Technological innovations have undeniably made life easier, faster and more efficient for humans. But did you know that in a few years’ time, technology and humans will merge and become one?
In the recently-held adobo Festival of Ideas, where leaders in the creative space came together for an insightful discourse on the melding of creativity in the age of digital, tech, data, and AI, Omnicom Media Group’s Torie Henderson and PHD Media Singapore GSU’s Ronnie Thomas collaboratively discussed The Merge and how it will shape and affect not just society but the marketing industry as well.
Indeed, technology has a key role in society as it unshackles people from the constraints of daily life. Henderson opined, “And actually at its core, all of that technology has met a human need. In other words, technology has liberated or augmented our lives and made us smarter through the abundance of information, experience, and connection.”

* * *

### [WRITTEN INSTRUCTION A]
Write out a section of the passage on the merging of technology and humans word for word, beginning at the words "Technological innovations have" and stopping after the words "and become one?".
The passage on the merging of technology and humans and the records have no connection to each other.

* * *

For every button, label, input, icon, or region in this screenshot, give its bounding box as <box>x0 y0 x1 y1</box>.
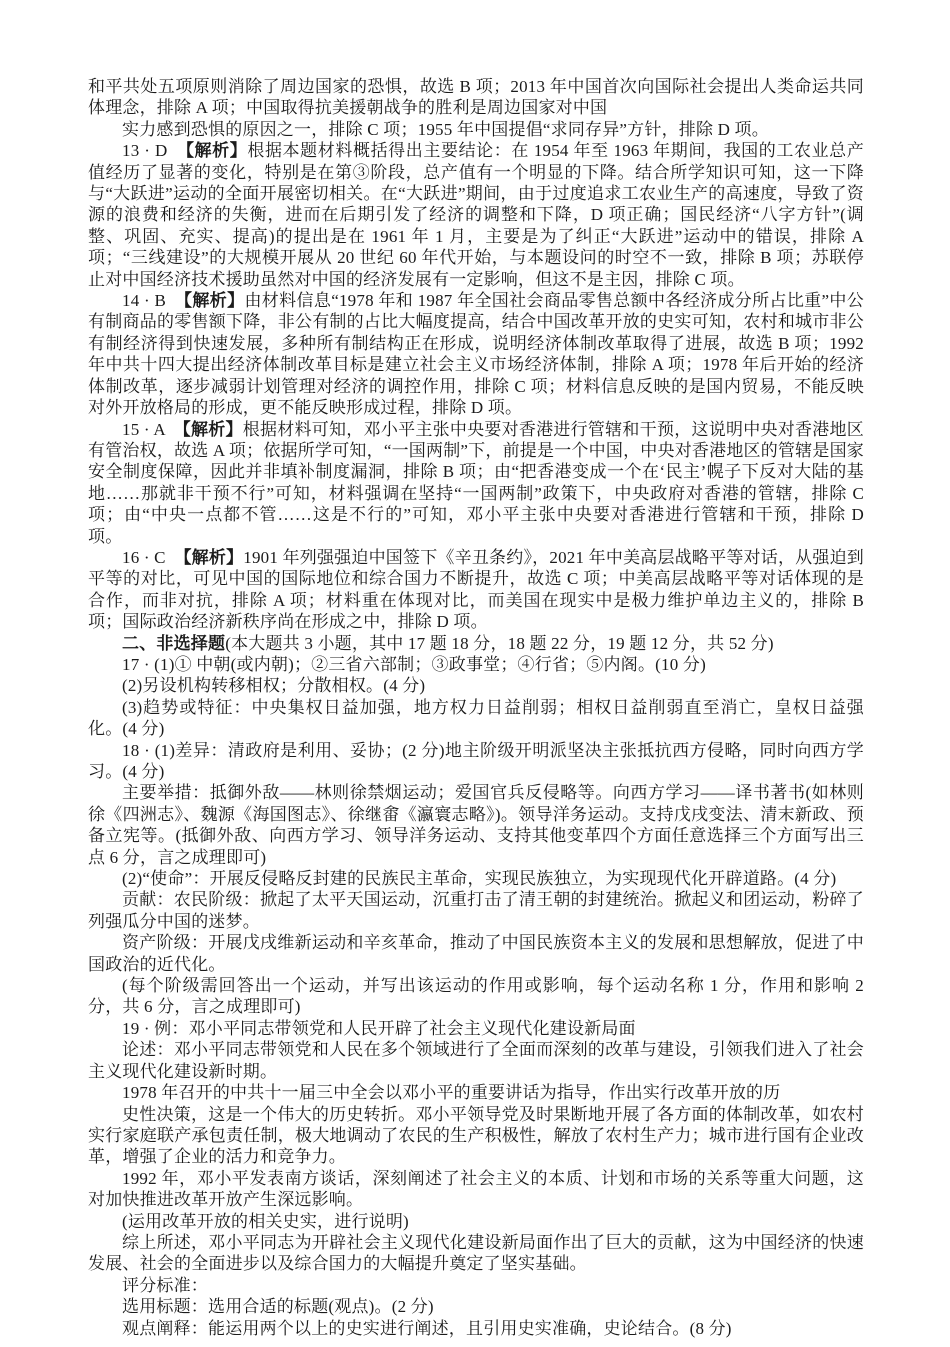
paragraph-12: 主要举措：抵御外敌——林则徐禁烟运动；爱国官兵反侵略等。向西方学习——译书著书(… <box>88 782 864 868</box>
paragraph-2: 实力感到恐惧的原因之一，排除 C 项；1955 年中国提倡“求同存异”方针，排除… <box>88 119 864 140</box>
paragraph-11: 18 · (1)差异：清政府是利用、妥协；(2 分)地主阶级开明派坚决主张抵抗西… <box>88 740 864 783</box>
paragraph-24: 评分标准： <box>88 1275 864 1296</box>
body-text: 14 · B <box>122 291 184 310</box>
paragraph-9: (2)另设机构转移相权；分散相权。(4 分) <box>88 675 864 696</box>
emphasis-text: 【解析】 <box>184 291 245 310</box>
body-text: 贡献：农民阶级：掀起了太平天国运动，沉重打击了清王朝的封建统治。掀起义和团运动，… <box>88 890 864 930</box>
paragraph-7: 二、非选择题(本大题共 3 小题，其中 17 题 18 分，18 题 22 分，… <box>88 633 864 654</box>
body-text: 1978 年召开的中共十一届三中全会以邓小平的重要讲话为指导，作出实行改革开放的… <box>122 1083 780 1102</box>
body-text: 13 · D <box>122 141 185 160</box>
paragraph-10: (3)趋势或特征：中央集权日益加强，地方权力日益削弱；相权日益削弱直至消亡，皇权… <box>88 697 864 740</box>
emphasis-text: 【解析】 <box>182 420 243 439</box>
body-text: 和平共处五项原则消除了周边国家的恐惧，故选 B 项；2013 年中国首次向国际社… <box>88 77 864 117</box>
body-text: 17 · (1)① 中朝(或内朝)；②三省六部制；③政事堂；④行省；⑤内阁。(1… <box>122 655 706 674</box>
paragraph-17: 19 · 例：邓小平同志带领党和人民开辟了社会主义现代化建设新局面 <box>88 1018 864 1039</box>
body-text: (2)“使命”：开展反侵略反封建的民族民主革命，实现民族独立，为实现现代化开辟道… <box>122 869 836 888</box>
paragraph-16: (每个阶级需回答出一个运动，并写出该运动的作用或影响，每个运动名称 1 分，作用… <box>88 975 864 1018</box>
answer-sheet-page: 和平共处五项原则消除了周边国家的恐惧，故选 B 项；2013 年中国首次向国际社… <box>0 0 950 1347</box>
paragraph-3: 13 · D 【解析】根据本题材料概括得出主要结论：在 1954 年至 1963… <box>88 140 864 290</box>
paragraph-22: (运用改革开放的相关史实，进行说明) <box>88 1211 864 1232</box>
body-text: 选用标题：选用合适的标题(观点)。(2 分) <box>122 1297 434 1316</box>
paragraph-23: 综上所述，邓小平同志为开辟社会主义现代化建设新局面作出了巨大的贡献，这为中国经济… <box>88 1232 864 1275</box>
body-text: 论述：邓小平同志带领党和人民在多个领域进行了全面而深刻的改革与建设，引领我们进入… <box>88 1040 864 1080</box>
body-text: 史性决策，这是一个伟大的历史转折。邓小平领导党及时果断地开展了各方面的体制改革，… <box>88 1105 864 1167</box>
body-text: (3)趋势或特征：中央集权日益加强，地方权力日益削弱；相权日益削弱直至消亡，皇权… <box>88 698 864 738</box>
body-text: 1992 年，邓小平发表南方谈话，深刻阐述了社会主义的本质、计划和市场的关系等重… <box>88 1169 864 1209</box>
paragraph-14: 贡献：农民阶级：掀起了太平天国运动，沉重打击了清王朝的封建统治。掀起义和团运动，… <box>88 889 864 932</box>
document-body: 和平共处五项原则消除了周边国家的恐惧，故选 B 项；2013 年中国首次向国际社… <box>88 76 864 1339</box>
body-text: 综上所述，邓小平同志为开辟社会主义现代化建设新局面作出了巨大的贡献，这为中国经济… <box>88 1233 864 1273</box>
paragraph-15: 资产阶级：开展戊戌维新运动和辛亥革命，推动了中国民族资本主义的发展和思想解放，促… <box>88 932 864 975</box>
body-text: 实力感到恐惧的原因之一，排除 C 项；1955 年中国提倡“求同存异”方针，排除… <box>122 120 769 139</box>
paragraph-4: 14 · B 【解析】由材料信息“1978 年和 1987 年全国社会商品零售总… <box>88 290 864 418</box>
paragraph-19: 1978 年召开的中共十一届三中全会以邓小平的重要讲话为指导，作出实行改革开放的… <box>88 1082 864 1103</box>
paragraph-21: 1992 年，邓小平发表南方谈话，深刻阐述了社会主义的本质、计划和市场的关系等重… <box>88 1168 864 1211</box>
body-text: 16 · C <box>122 548 183 567</box>
paragraph-25: 选用标题：选用合适的标题(观点)。(2 分) <box>88 1296 864 1317</box>
body-text: 19 · 例：邓小平同志带领党和人民开辟了社会主义现代化建设新局面 <box>122 1019 636 1038</box>
paragraph-18: 论述：邓小平同志带领党和人民在多个领域进行了全面而深刻的改革与建设，引领我们进入… <box>88 1039 864 1082</box>
body-text: (运用改革开放的相关史实，进行说明) <box>122 1212 409 1231</box>
body-text: 观点阐释：能运用两个以上的史实进行阐述，且引用史实准确，史论结合。(8 分) <box>122 1319 732 1338</box>
body-text: (每个阶级需回答出一个运动，并写出该运动的作用或影响，每个运动名称 1 分，作用… <box>88 976 864 1016</box>
paragraph-20: 史性决策，这是一个伟大的历史转折。邓小平领导党及时果断地开展了各方面的体制改革，… <box>88 1104 864 1168</box>
emphasis-text: 二、非选择题 <box>122 634 225 653</box>
body-text: 评分标准： <box>122 1276 208 1295</box>
body-text: 15 · A <box>122 420 182 439</box>
paragraph-8: 17 · (1)① 中朝(或内朝)；②三省六部制；③政事堂；④行省；⑤内阁。(1… <box>88 654 864 675</box>
body-text: 根据本题材料概括得出主要结论：在 1954 年至 1963 年期间，我国的工农业… <box>88 141 864 288</box>
body-text: 主要举措：抵御外敌——林则徐禁烟运动；爱国官兵反侵略等。向西方学习——译书著书(… <box>88 783 864 866</box>
paragraph-5: 15 · A 【解析】根据材料可知，邓小平主张中央要对香港进行管辖和干预，这说明… <box>88 419 864 547</box>
emphasis-text: 【解析】 <box>185 141 247 160</box>
paragraph-26: 观点阐释：能运用两个以上的史实进行阐述，且引用史实准确，史论结合。(8 分) <box>88 1318 864 1339</box>
paragraph-1: 和平共处五项原则消除了周边国家的恐惧，故选 B 项；2013 年中国首次向国际社… <box>88 76 864 119</box>
body-text: (本大题共 3 小题，其中 17 题 18 分，18 题 22 分，19 题 1… <box>225 634 774 653</box>
emphasis-text: 【解析】 <box>183 548 243 567</box>
body-text: 18 · (1)差异：清政府是利用、妥协；(2 分)地主阶级开明派坚决主张抵抗西… <box>88 741 864 781</box>
body-text: (2)另设机构转移相权；分散相权。(4 分) <box>122 676 425 695</box>
paragraph-6: 16 · C 【解析】1901 年列强强迫中国签下《辛丑条约》，2021 年中美… <box>88 547 864 633</box>
body-text: 资产阶级：开展戊戌维新运动和辛亥革命，推动了中国民族资本主义的发展和思想解放，促… <box>88 933 864 973</box>
paragraph-13: (2)“使命”：开展反侵略反封建的民族民主革命，实现民族独立，为实现现代化开辟道… <box>88 868 864 889</box>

* * *

### [WRITTEN INSTRUCTION B]
Repeat the lines of the records word for word, beginning at the line that contains "paragraph-12: 主要举措：抵御外敌——林则徐禁烟运动；爱国官兵反侵略等。向西方学习——译书著书(… <box>88" and stopping after the line that contains "869 836 888</box>". Include both of those lines.

### [CORRECT RESPONSE A]
Technological innovations have undeniably made life easier, faster and more efficient for humans. But did you know that in a few years’ time, technology and humans will merge and become one?

### [CORRECT RESPONSE B]
paragraph-12: 主要举措：抵御外敌——林则徐禁烟运动；爱国官兵反侵略等。向西方学习——译书著书(… <box>88 782 864 868</box>
paragraph-2: 实力感到恐惧的原因之一，排除 C 项；1955 年中国提倡“求同存异”方针，排除… <box>88 119 864 140</box>
paragraph-11: 18 · (1)差异：清政府是利用、妥协；(2 分)地主阶级开明派坚决主张抵抗西… <box>88 740 864 783</box>
paragraph-24: 评分标准： <box>88 1275 864 1296</box>
body-text: 14 · B <box>122 291 184 310</box>
paragraph-9: (2)另设机构转移相权；分散相权。(4 分) <box>88 675 864 696</box>
emphasis-text: 【解析】 <box>184 291 245 310</box>
body-text: 贡献：农民阶级：掀起了太平天国运动，沉重打击了清王朝的封建统治。掀起义和团运动，… <box>88 890 864 930</box>
paragraph-7: 二、非选择题(本大题共 3 小题，其中 17 题 18 分，18 题 22 分，… <box>88 633 864 654</box>
body-text: 1978 年召开的中共十一届三中全会以邓小平的重要讲话为指导，作出实行改革开放的… <box>122 1083 780 1102</box>
body-text: 13 · D <box>122 141 185 160</box>
paragraph-10: (3)趋势或特征：中央集权日益加强，地方权力日益削弱；相权日益削弱直至消亡，皇权… <box>88 697 864 740</box>
emphasis-text: 【解析】 <box>182 420 243 439</box>
body-text: 和平共处五项原则消除了周边国家的恐惧，故选 B 项；2013 年中国首次向国际社… <box>88 77 864 117</box>
body-text: 17 · (1)① 中朝(或内朝)；②三省六部制；③政事堂；④行省；⑤内阁。(1… <box>122 655 706 674</box>
paragraph-17: 19 · 例：邓小平同志带领党和人民开辟了社会主义现代化建设新局面 <box>88 1018 864 1039</box>
body-text: (2)“使命”：开展反侵略反封建的民族民主革命，实现民族独立，为实现现代化开辟道… <box>122 869 836 888</box>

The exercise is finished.